Exercise:
Give every line again exactly as it appears, please, but not the pictures.
>> start Given records
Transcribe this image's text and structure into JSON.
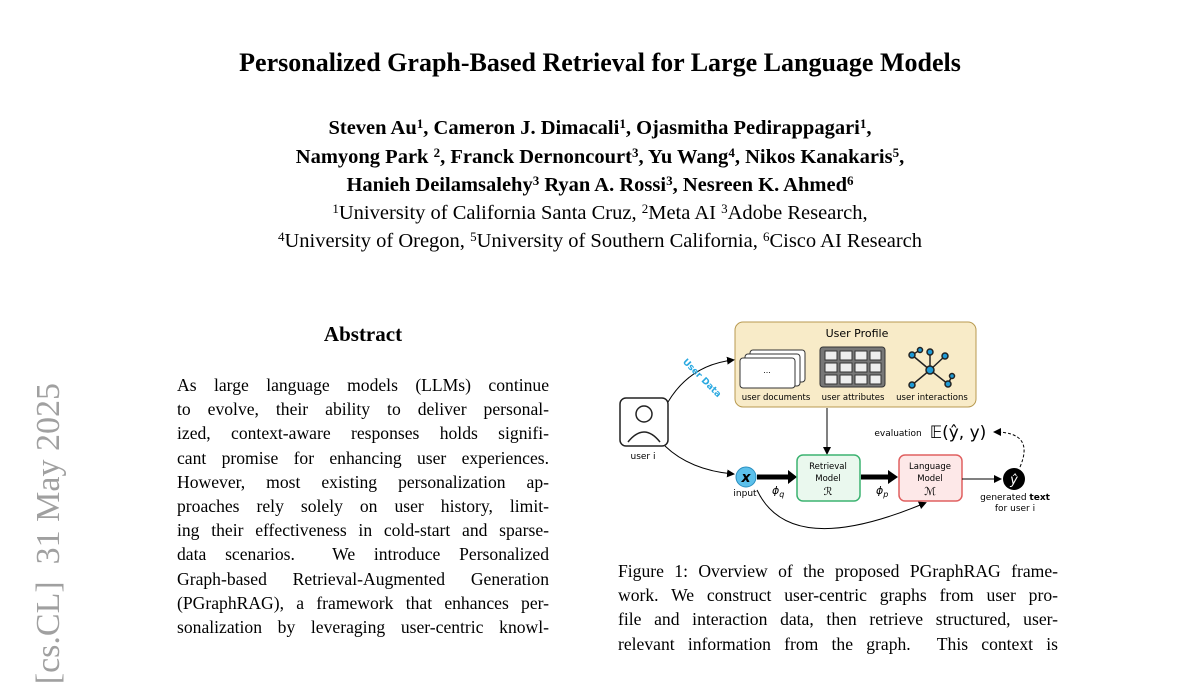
{
  "header": {
    "title": "Personalized Graph-Based Retrieval for Large Language Models",
    "authors": [
      [
        "Steven Au",
        {
          "sup": "1"
        },
        ", Cameron J. Dimacali",
        {
          "sup": "1"
        },
        ", Ojasmitha Pedirappagari",
        {
          "sup": "1"
        },
        ","
      ],
      [
        "Namyong Park ",
        {
          "sup": "2"
        },
        ", Franck Dernoncourt",
        {
          "sup": "3"
        },
        ", Yu Wang",
        {
          "sup": "4"
        },
        ", Nikos Kanakaris",
        {
          "sup": "5"
        },
        ","
      ],
      [
        "Hanieh Deilamsalehy",
        {
          "sup": "3"
        },
        " Ryan A. Rossi",
        {
          "sup": "3"
        },
        ", Nesreen K. Ahmed",
        {
          "sup": "6"
        }
      ]
    ],
    "affiliations": [
      [
        {
          "sup": "1"
        },
        "University of California Santa Cruz, ",
        {
          "sup": "2"
        },
        "Meta AI ",
        {
          "sup": "3"
        },
        "Adobe Research,"
      ],
      [
        {
          "sup": "4"
        },
        "University of Oregon, ",
        {
          "sup": "5"
        },
        "University of Southern California, ",
        {
          "sup": "6"
        },
        "Cisco AI Research"
      ]
    ]
  },
  "stamp": "[cs.CL]  31 May 2025",
  "abstract": {
    "heading": "Abstract",
    "lines": [
      "As large language models (LLMs) continue",
      "to evolve, their ability to deliver personal-",
      "ized, context-aware responses holds signifi-",
      "cant promise for enhancing user experiences.",
      "However, most existing personalization ap-",
      "proaches rely solely on user history, limit-",
      "ing their effectiveness in cold-start and sparse-",
      "data scenarios.  We introduce Personalized",
      "Graph-based Retrieval-Augmented Generation",
      "(PGraphRAG), a framework that enhances per-",
      "sonalization by leveraging user-centric knowl-"
    ]
  },
  "figure": {
    "labels": {
      "profile": "User Profile",
      "user_data": "User Data",
      "documents": "user documents",
      "attributes": "user attributes",
      "interactions": "user interactions",
      "user": "user i",
      "evaluation": "evaluation",
      "expectation": "𝔼(ŷ, y)",
      "input_symbol": "x",
      "input": "input",
      "phi_q": {
        "base": "ϕ",
        "sub": "q"
      },
      "phi_p": {
        "base": "ϕ",
        "sub": "p"
      },
      "retrieval": [
        "Retrieval",
        "Model",
        "ℛ"
      ],
      "language": [
        "Language",
        "Model",
        "ℳ"
      ],
      "output_symbol": "ŷ",
      "generated": [
        "generated ",
        "text"
      ],
      "for_user": "for user i",
      "doc_dots": "..."
    },
    "caption": [
      "Figure 1: Overview of the proposed PGraphRAG frame-",
      "work. We construct user-centric graphs from user pro-",
      "file and interaction data, then retrieve structured, user-",
      "relevant information from the graph.  This context is"
    ]
  }
}
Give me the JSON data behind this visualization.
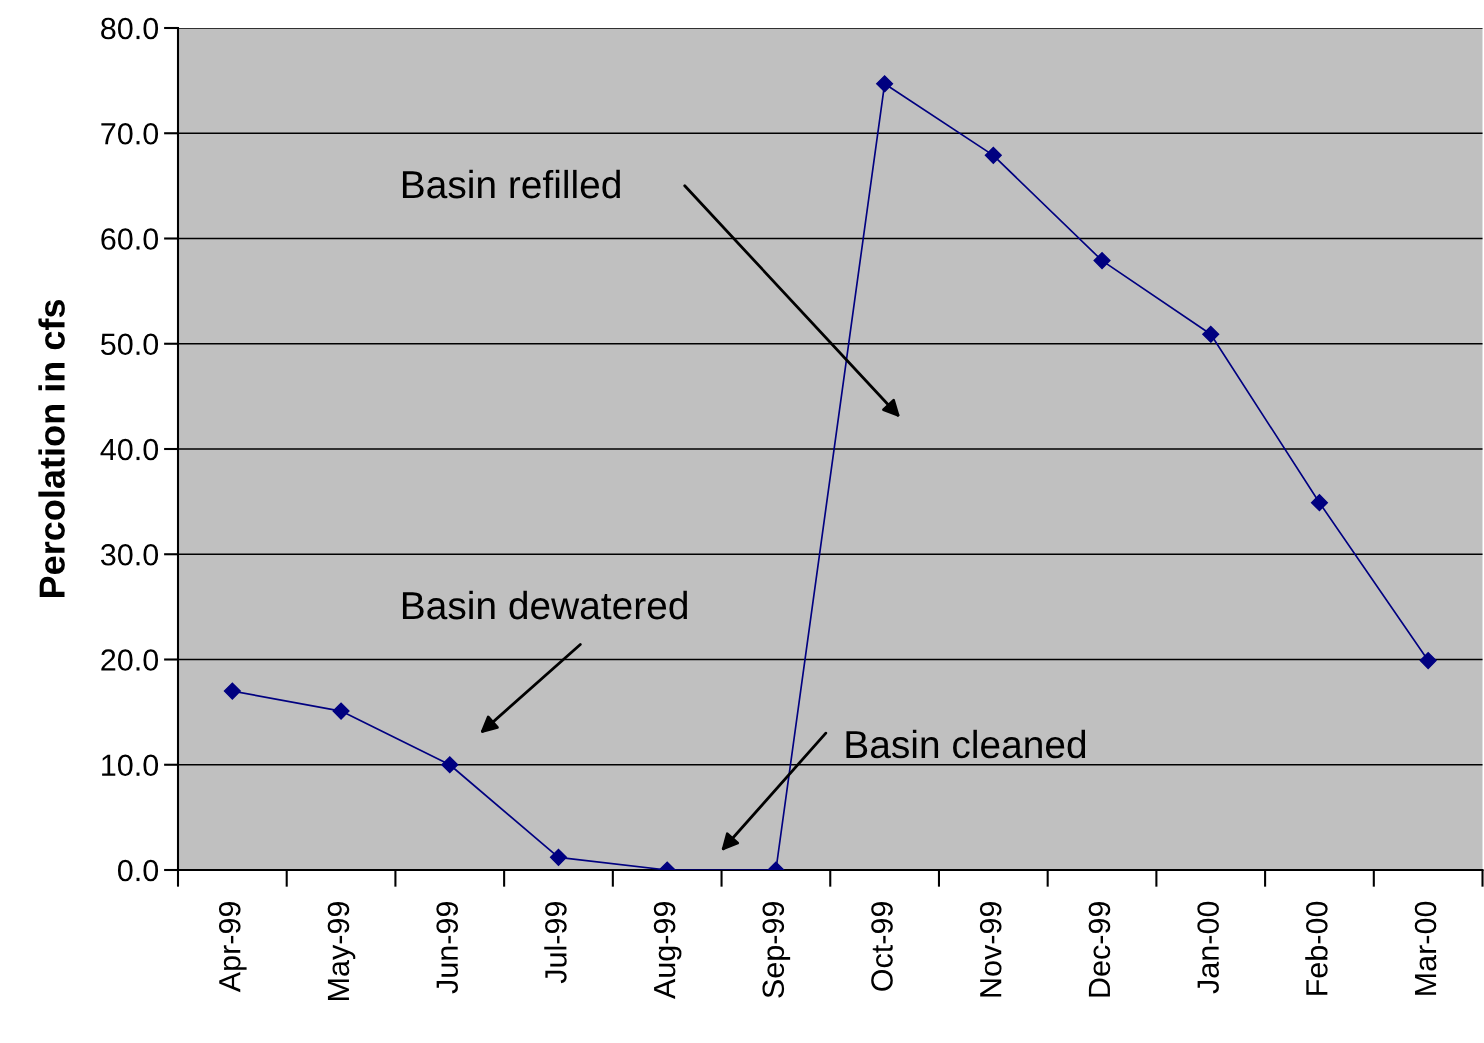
{
  "chart_data": {
    "type": "line",
    "ylabel": "Percolation in cfs",
    "categories": [
      "Apr-99",
      "May-99",
      "Jun-99",
      "Jul-99",
      "Aug-99",
      "Sep-99",
      "Oct-99",
      "Nov-99",
      "Dec-99",
      "Jan-00",
      "Feb-00",
      "Mar-00"
    ],
    "series": [
      {
        "color": "#000080",
        "values": [
          17.0,
          15.1,
          10.0,
          1.2,
          0.0,
          0.0,
          74.7,
          67.9,
          57.9,
          50.9,
          34.9,
          19.9
        ]
      }
    ],
    "ylim": [
      0,
      80
    ],
    "yticks": [
      {
        "value": 0,
        "label": "0.0"
      },
      {
        "value": 10,
        "label": "10.0"
      },
      {
        "value": 20,
        "label": "20.0"
      },
      {
        "value": 30,
        "label": "30.0"
      },
      {
        "value": 40,
        "label": "40.0"
      },
      {
        "value": 50,
        "label": "50.0"
      },
      {
        "value": 60,
        "label": "60.0"
      },
      {
        "value": 70,
        "label": "70.0"
      },
      {
        "value": 80,
        "label": "80.0"
      }
    ],
    "grid": "y",
    "marker": "diamond",
    "line_style": "solid",
    "annotations": [
      "Basin refilled",
      "Basin dewatered",
      "Basin cleaned"
    ]
  }
}
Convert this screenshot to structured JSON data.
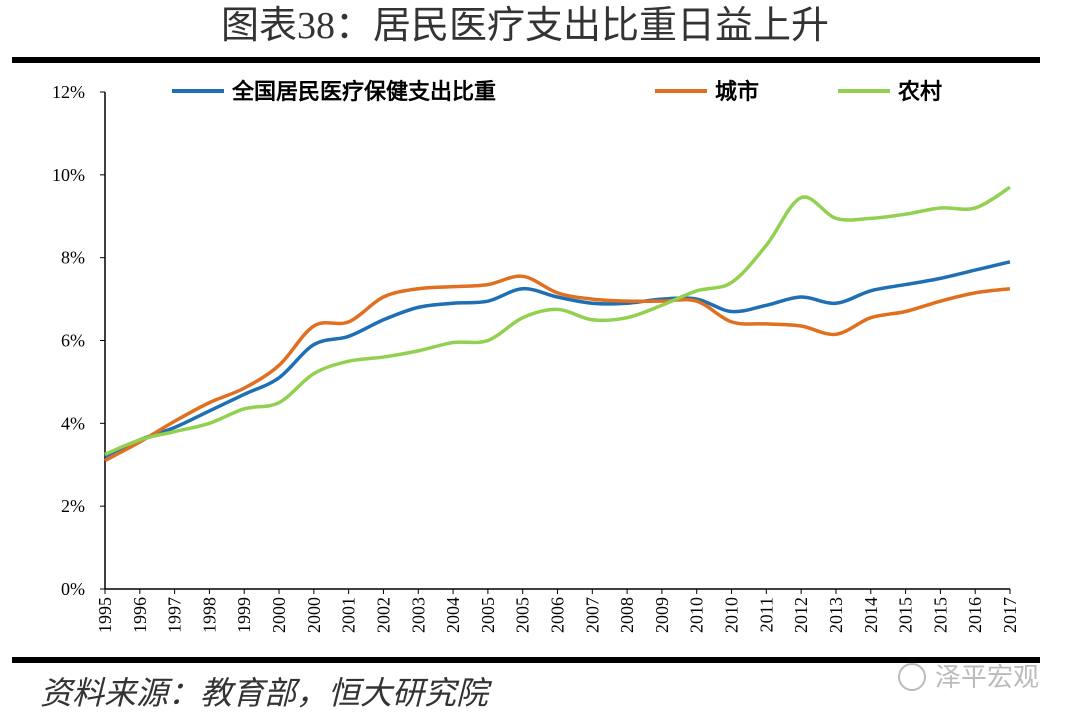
{
  "chart_data": {
    "type": "line",
    "title": "图表38：居民医疗支出比重日益上升",
    "categories": [
      "1995",
      "1996",
      "1997",
      "1998",
      "1999",
      "2000",
      "2000",
      "2001",
      "2002",
      "2003",
      "2004",
      "2005",
      "2005",
      "2006",
      "2007",
      "2008",
      "2009",
      "2010",
      "2010",
      "2011",
      "2012",
      "2013",
      "2014",
      "2015",
      "2015",
      "2016",
      "2017"
    ],
    "series": [
      {
        "name": "全国居民医疗保健支出比重",
        "color": "#1f6fb5",
        "values": [
          3.2,
          3.6,
          3.9,
          4.3,
          4.7,
          5.1,
          5.9,
          6.1,
          6.5,
          6.8,
          6.9,
          6.95,
          7.25,
          7.05,
          6.9,
          6.9,
          7.0,
          7.0,
          6.7,
          6.85,
          7.05,
          6.9,
          7.2,
          7.35,
          7.5,
          7.7,
          7.9
        ]
      },
      {
        "name": "城市",
        "color": "#e07020",
        "values": [
          3.1,
          3.55,
          4.05,
          4.5,
          4.85,
          5.4,
          6.35,
          6.45,
          7.05,
          7.25,
          7.3,
          7.35,
          7.55,
          7.15,
          7.0,
          6.95,
          6.95,
          6.95,
          6.45,
          6.4,
          6.35,
          6.15,
          6.55,
          6.7,
          6.95,
          7.15,
          7.25
        ]
      },
      {
        "name": "农村",
        "color": "#92d050",
        "values": [
          3.25,
          3.6,
          3.8,
          4.0,
          4.35,
          4.5,
          5.2,
          5.5,
          5.6,
          5.75,
          5.95,
          6.0,
          6.55,
          6.75,
          6.5,
          6.55,
          6.85,
          7.2,
          7.4,
          8.3,
          9.45,
          8.95,
          8.95,
          9.05,
          9.2,
          9.2,
          9.7
        ]
      }
    ],
    "ylim": [
      0,
      12
    ],
    "yticks": [
      {
        "value": 0,
        "label": "0%"
      },
      {
        "value": 2,
        "label": "2%"
      },
      {
        "value": 4,
        "label": "4%"
      },
      {
        "value": 6,
        "label": "6%"
      },
      {
        "value": 8,
        "label": "8%"
      },
      {
        "value": 10,
        "label": "10%"
      },
      {
        "value": 12,
        "label": "12%"
      }
    ],
    "source": "资料来源：教育部，恒大研究院",
    "watermark": "泽平宏观"
  }
}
>> end Given records
Result for this task:
Transcribe this image's text and structure into JSON.
{
  "header": {
    "title": "Personalized Graph-Based Retrieval for Large Language Models",
    "authors": [
      [
        "Steven Au",
        {
          "sup": "1"
        },
        ", Cameron J. Dimacali",
        {
          "sup": "1"
        },
        ", Ojasmitha Pedirappagari",
        {
          "sup": "1"
        },
        ","
      ],
      [
        "Namyong Park ",
        {
          "sup": "2"
        },
        ", Franck Dernoncourt",
        {
          "sup": "3"
        },
        ", Yu Wang",
        {
          "sup": "4"
        },
        ", Nikos Kanakaris",
        {
          "sup": "5"
        },
        ","
      ],
      [
        "Hanieh Deilamsalehy",
        {
          "sup": "3"
        },
        " Ryan A. Rossi",
        {
          "sup": "3"
        },
        ", Nesreen K. Ahmed",
        {
          "sup": "6"
        }
      ]
    ],
    "affiliations": [
      [
        {
          "sup": "1"
        },
        "University of California Santa Cruz, ",
        {
          "sup": "2"
        },
        "Meta AI ",
        {
          "sup": "3"
        },
        "Adobe Research,"
      ],
      [
        {
          "sup": "4"
        },
        "University of Oregon, ",
        {
          "sup": "5"
        },
        "University of Southern California, ",
        {
          "sup": "6"
        },
        "Cisco AI Research"
      ]
    ]
  },
  "stamp": "[cs.CL]  31 May 2025",
  "abstract": {
    "heading": "Abstract",
    "lines": [
      "As large language models (LLMs) continue",
      "to evolve, their ability to deliver personal-",
      "ized, context-aware responses holds signifi-",
      "cant promise for enhancing user experiences.",
      "However, most existing personalization ap-",
      "proaches rely solely on user history, limit-",
      "ing their effectiveness in cold-start and sparse-",
      "data scenarios.  We introduce Personalized",
      "Graph-based Retrieval-Augmented Generation",
      "(PGraphRAG), a framework that enhances per-",
      "sonalization by leveraging user-centric knowl-"
    ]
  },
  "figure": {
    "labels": {
      "profile": "User Profile",
      "user_data": "User Data",
      "documents": "user documents",
      "attributes": "user attributes",
      "interactions": "user interactions",
      "user": "user i",
      "evaluation": "evaluation",
      "expectation": "𝔼(ŷ, y)",
      "input_symbol": "x",
      "input": "input",
      "phi_q": {
        "base": "ϕ",
        "sub": "q"
      },
      "phi_p": {
        "base": "ϕ",
        "sub": "p"
      },
      "retrieval": [
        "Retrieval",
        "Model",
        "ℛ"
      ],
      "language": [
        "Language",
        "Model",
        "ℳ"
      ],
      "output_symbol": "ŷ",
      "generated": [
        "generated ",
        "text"
      ],
      "for_user": "for user i",
      "doc_dots": "..."
    },
    "caption": [
      "Figure 1: Overview of the proposed PGraphRAG frame-",
      "work. We construct user-centric graphs from user pro-",
      "file and interaction data, then retrieve structured, user-",
      "relevant information from the graph.  This context is"
    ]
  }
}
Give me the JSON data behind this visualization.
{
  "chart_data": {
    "type": "line",
    "ylabel": "Percolation in cfs",
    "categories": [
      "Apr-99",
      "May-99",
      "Jun-99",
      "Jul-99",
      "Aug-99",
      "Sep-99",
      "Oct-99",
      "Nov-99",
      "Dec-99",
      "Jan-00",
      "Feb-00",
      "Mar-00"
    ],
    "series": [
      {
        "color": "#000080",
        "values": [
          17.0,
          15.1,
          10.0,
          1.2,
          0.0,
          0.0,
          74.7,
          67.9,
          57.9,
          50.9,
          34.9,
          19.9
        ]
      }
    ],
    "ylim": [
      0,
      80
    ],
    "yticks": [
      {
        "value": 0,
        "label": "0.0"
      },
      {
        "value": 10,
        "label": "10.0"
      },
      {
        "value": 20,
        "label": "20.0"
      },
      {
        "value": 30,
        "label": "30.0"
      },
      {
        "value": 40,
        "label": "40.0"
      },
      {
        "value": 50,
        "label": "50.0"
      },
      {
        "value": 60,
        "label": "60.0"
      },
      {
        "value": 70,
        "label": "70.0"
      },
      {
        "value": 80,
        "label": "80.0"
      }
    ],
    "grid": "y",
    "marker": "diamond",
    "line_style": "solid",
    "annotations": [
      "Basin refilled",
      "Basin dewatered",
      "Basin cleaned"
    ]
  }
}
Convert this screenshot to structured JSON data.
{
  "chart_data": {
    "type": "line",
    "title": "图表38：居民医疗支出比重日益上升",
    "categories": [
      "1995",
      "1996",
      "1997",
      "1998",
      "1999",
      "2000",
      "2000",
      "2001",
      "2002",
      "2003",
      "2004",
      "2005",
      "2005",
      "2006",
      "2007",
      "2008",
      "2009",
      "2010",
      "2010",
      "2011",
      "2012",
      "2013",
      "2014",
      "2015",
      "2015",
      "2016",
      "2017"
    ],
    "series": [
      {
        "name": "全国居民医疗保健支出比重",
        "color": "#1f6fb5",
        "values": [
          3.2,
          3.6,
          3.9,
          4.3,
          4.7,
          5.1,
          5.9,
          6.1,
          6.5,
          6.8,
          6.9,
          6.95,
          7.25,
          7.05,
          6.9,
          6.9,
          7.0,
          7.0,
          6.7,
          6.85,
          7.05,
          6.9,
          7.2,
          7.35,
          7.5,
          7.7,
          7.9
        ]
      },
      {
        "name": "城市",
        "color": "#e07020",
        "values": [
          3.1,
          3.55,
          4.05,
          4.5,
          4.85,
          5.4,
          6.35,
          6.45,
          7.05,
          7.25,
          7.3,
          7.35,
          7.55,
          7.15,
          7.0,
          6.95,
          6.95,
          6.95,
          6.45,
          6.4,
          6.35,
          6.15,
          6.55,
          6.7,
          6.95,
          7.15,
          7.25
        ]
      },
      {
        "name": "农村",
        "color": "#92d050",
        "values": [
          3.25,
          3.6,
          3.8,
          4.0,
          4.35,
          4.5,
          5.2,
          5.5,
          5.6,
          5.75,
          5.95,
          6.0,
          6.55,
          6.75,
          6.5,
          6.55,
          6.85,
          7.2,
          7.4,
          8.3,
          9.45,
          8.95,
          8.95,
          9.05,
          9.2,
          9.2,
          9.7
        ]
      }
    ],
    "ylim": [
      0,
      12
    ],
    "yticks": [
      {
        "value": 0,
        "label": "0%"
      },
      {
        "value": 2,
        "label": "2%"
      },
      {
        "value": 4,
        "label": "4%"
      },
      {
        "value": 6,
        "label": "6%"
      },
      {
        "value": 8,
        "label": "8%"
      },
      {
        "value": 10,
        "label": "10%"
      },
      {
        "value": 12,
        "label": "12%"
      }
    ],
    "source": "资料来源：教育部，恒大研究院",
    "watermark": "泽平宏观"
  }
}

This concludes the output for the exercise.